ENTRIES PROVIDED:
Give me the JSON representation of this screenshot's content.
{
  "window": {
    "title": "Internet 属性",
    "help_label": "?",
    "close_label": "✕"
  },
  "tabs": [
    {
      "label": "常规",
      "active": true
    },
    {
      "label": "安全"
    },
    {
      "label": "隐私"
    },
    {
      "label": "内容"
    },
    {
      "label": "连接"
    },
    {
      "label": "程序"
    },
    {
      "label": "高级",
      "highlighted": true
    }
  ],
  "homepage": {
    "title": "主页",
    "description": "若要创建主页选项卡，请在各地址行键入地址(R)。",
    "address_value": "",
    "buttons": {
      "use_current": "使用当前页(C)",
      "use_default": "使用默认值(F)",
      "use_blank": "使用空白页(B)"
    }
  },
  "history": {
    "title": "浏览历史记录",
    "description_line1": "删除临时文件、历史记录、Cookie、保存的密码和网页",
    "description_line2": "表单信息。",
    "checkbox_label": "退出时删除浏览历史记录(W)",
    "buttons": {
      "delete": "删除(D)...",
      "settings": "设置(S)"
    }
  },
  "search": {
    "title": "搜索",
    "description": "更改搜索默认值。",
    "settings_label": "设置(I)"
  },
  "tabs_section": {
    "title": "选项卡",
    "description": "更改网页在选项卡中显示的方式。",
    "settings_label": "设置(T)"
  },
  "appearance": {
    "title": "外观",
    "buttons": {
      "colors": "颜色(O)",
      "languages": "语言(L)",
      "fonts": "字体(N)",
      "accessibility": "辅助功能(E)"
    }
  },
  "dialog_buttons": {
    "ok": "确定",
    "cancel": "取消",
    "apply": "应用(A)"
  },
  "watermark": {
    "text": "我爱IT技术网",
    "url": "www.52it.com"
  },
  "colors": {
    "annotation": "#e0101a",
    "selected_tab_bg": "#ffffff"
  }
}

PROBLEM STATEMENT: Reproduce every record above exactly as it appears.

REPLY:
Give me the JSON representation of this screenshot's content.
{
  "window": {
    "title": "Internet 属性",
    "help_label": "?",
    "close_label": "✕"
  },
  "tabs": [
    {
      "label": "常规",
      "active": true
    },
    {
      "label": "安全"
    },
    {
      "label": "隐私"
    },
    {
      "label": "内容"
    },
    {
      "label": "连接"
    },
    {
      "label": "程序"
    },
    {
      "label": "高级",
      "highlighted": true
    }
  ],
  "homepage": {
    "title": "主页",
    "description": "若要创建主页选项卡，请在各地址行键入地址(R)。",
    "address_value": "",
    "buttons": {
      "use_current": "使用当前页(C)",
      "use_default": "使用默认值(F)",
      "use_blank": "使用空白页(B)"
    }
  },
  "history": {
    "title": "浏览历史记录",
    "description_line1": "删除临时文件、历史记录、Cookie、保存的密码和网页",
    "description_line2": "表单信息。",
    "checkbox_label": "退出时删除浏览历史记录(W)",
    "buttons": {
      "delete": "删除(D)...",
      "settings": "设置(S)"
    }
  },
  "search": {
    "title": "搜索",
    "description": "更改搜索默认值。",
    "settings_label": "设置(I)"
  },
  "tabs_section": {
    "title": "选项卡",
    "description": "更改网页在选项卡中显示的方式。",
    "settings_label": "设置(T)"
  },
  "appearance": {
    "title": "外观",
    "buttons": {
      "colors": "颜色(O)",
      "languages": "语言(L)",
      "fonts": "字体(N)",
      "accessibility": "辅助功能(E)"
    }
  },
  "dialog_buttons": {
    "ok": "确定",
    "cancel": "取消",
    "apply": "应用(A)"
  },
  "watermark": {
    "text": "我爱IT技术网",
    "url": "www.52it.com"
  },
  "colors": {
    "annotation": "#e0101a",
    "selected_tab_bg": "#ffffff"
  }
}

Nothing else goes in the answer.